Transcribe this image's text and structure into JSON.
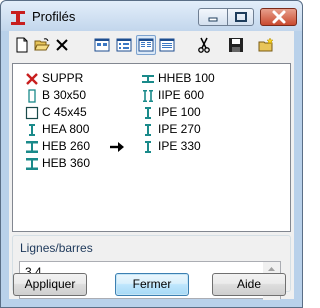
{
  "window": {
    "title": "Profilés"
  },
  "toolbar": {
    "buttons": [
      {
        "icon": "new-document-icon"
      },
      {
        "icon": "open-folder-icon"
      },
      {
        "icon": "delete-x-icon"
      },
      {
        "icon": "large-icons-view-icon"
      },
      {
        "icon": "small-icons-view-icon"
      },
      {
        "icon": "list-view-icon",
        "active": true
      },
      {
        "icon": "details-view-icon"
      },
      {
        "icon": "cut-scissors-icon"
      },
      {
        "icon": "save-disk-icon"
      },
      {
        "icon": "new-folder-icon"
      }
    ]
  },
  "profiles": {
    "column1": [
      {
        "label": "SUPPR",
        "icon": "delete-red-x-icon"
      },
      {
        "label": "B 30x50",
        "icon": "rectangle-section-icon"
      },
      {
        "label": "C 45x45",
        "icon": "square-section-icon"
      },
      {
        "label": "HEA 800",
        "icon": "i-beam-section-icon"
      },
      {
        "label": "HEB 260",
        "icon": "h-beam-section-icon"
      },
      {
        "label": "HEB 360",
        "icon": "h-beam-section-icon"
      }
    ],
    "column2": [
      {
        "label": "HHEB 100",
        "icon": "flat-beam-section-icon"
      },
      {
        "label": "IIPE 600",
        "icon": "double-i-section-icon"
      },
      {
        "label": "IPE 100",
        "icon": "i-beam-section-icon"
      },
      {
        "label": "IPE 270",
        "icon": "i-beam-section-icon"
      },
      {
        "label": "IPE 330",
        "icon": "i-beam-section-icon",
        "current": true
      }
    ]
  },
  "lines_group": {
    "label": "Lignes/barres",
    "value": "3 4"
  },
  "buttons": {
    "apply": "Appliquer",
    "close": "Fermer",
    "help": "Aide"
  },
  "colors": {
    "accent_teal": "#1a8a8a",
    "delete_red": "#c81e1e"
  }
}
┄┄┄┄┄┄┄┄┄┄
_Your goal_: Copy out every line of the data that includes "folder".

_Result of the exercise_:
        "icon": "open-folder-icon"
        "icon": "new-folder-icon"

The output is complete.